Extract the data exactly, missing nothing.

## START Records

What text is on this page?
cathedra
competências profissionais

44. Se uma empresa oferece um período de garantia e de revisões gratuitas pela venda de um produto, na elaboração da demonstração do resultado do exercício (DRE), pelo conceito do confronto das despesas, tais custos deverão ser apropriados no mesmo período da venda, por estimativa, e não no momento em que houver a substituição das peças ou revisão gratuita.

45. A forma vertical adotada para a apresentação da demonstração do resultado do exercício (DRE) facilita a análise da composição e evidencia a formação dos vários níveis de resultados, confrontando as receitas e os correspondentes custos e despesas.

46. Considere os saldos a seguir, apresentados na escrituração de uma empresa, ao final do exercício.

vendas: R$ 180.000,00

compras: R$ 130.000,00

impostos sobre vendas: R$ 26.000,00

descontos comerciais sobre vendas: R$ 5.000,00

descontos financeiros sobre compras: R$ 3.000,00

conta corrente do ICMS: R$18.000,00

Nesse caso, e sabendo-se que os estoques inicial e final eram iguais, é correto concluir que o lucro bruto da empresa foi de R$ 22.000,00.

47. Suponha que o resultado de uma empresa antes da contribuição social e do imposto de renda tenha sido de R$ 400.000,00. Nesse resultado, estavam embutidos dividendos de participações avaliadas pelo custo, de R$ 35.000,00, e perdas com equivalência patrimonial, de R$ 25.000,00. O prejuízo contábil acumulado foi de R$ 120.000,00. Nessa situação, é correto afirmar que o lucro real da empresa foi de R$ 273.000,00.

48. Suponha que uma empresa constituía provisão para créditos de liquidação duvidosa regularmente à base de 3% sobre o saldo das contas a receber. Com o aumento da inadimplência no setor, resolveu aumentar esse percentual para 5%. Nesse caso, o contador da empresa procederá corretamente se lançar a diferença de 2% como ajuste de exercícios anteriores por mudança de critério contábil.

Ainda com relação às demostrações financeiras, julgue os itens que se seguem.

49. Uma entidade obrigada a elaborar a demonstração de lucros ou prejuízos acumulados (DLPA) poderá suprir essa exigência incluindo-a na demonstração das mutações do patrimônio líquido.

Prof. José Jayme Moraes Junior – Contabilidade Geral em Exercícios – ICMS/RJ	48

## END Records

• [Response]
What text is on this page?
cathedra
competências profissionais

44. Se uma empresa oferece um período de garantia e de revisões gratuitas pela venda de um produto, na elaboração da demonstração do resultado do exercício (DRE), pelo conceito do confronto das despesas, tais custos deverão ser apropriados no mesmo período da venda, por estimativa, e não no momento em que houver a substituição das peças ou revisão gratuita.

45. A forma vertical adotada para a apresentação da demonstração do resultado do exercício (DRE) facilita a análise da composição e evidencia a formação dos vários níveis de resultados, confrontando as receitas e os correspondentes custos e despesas.

46. Considere os saldos a seguir, apresentados na escrituração de uma empresa, ao final do exercício.

vendas: R$ 180.000,00

compras: R$ 130.000,00

impostos sobre vendas: R$ 26.000,00

descontos comerciais sobre vendas: R$ 5.000,00

descontos financeiros sobre compras: R$ 3.000,00

conta corrente do ICMS: R$18.000,00

Nesse caso, e sabendo-se que os estoques inicial e final eram iguais, é correto concluir que o lucro bruto da empresa foi de R$ 22.000,00.

47. Suponha que o resultado de uma empresa antes da contribuição social e do imposto de renda tenha sido de R$ 400.000,00. Nesse resultado, estavam embutidos dividendos de participações avaliadas pelo custo, de R$ 35.000,00, e perdas com equivalência patrimonial, de R$ 25.000,00. O prejuízo contábil acumulado foi de R$ 120.000,00. Nessa situação, é correto afirmar que o lucro real da empresa foi de R$ 273.000,00.

48. Suponha que uma empresa constituía provisão para créditos de liquidação duvidosa regularmente à base de 3% sobre o saldo das contas a receber. Com o aumento da inadimplência no setor, resolveu aumentar esse percentual para 5%. Nesse caso, o contador da empresa procederá corretamente se lançar a diferença de 2% como ajuste de exercícios anteriores por mudança de critério contábil.

Ainda com relação às demostrações financeiras, julgue os itens que se seguem.

49. Uma entidade obrigada a elaborar a demonstração de lucros ou prejuízos acumulados (DLPA) poderá suprir essa exigência incluindo-a na demonstração das mutações do patrimônio líquido.

Prof. José Jayme Moraes Junior – Contabilidade Geral em Exercícios – ICMS/RJ	48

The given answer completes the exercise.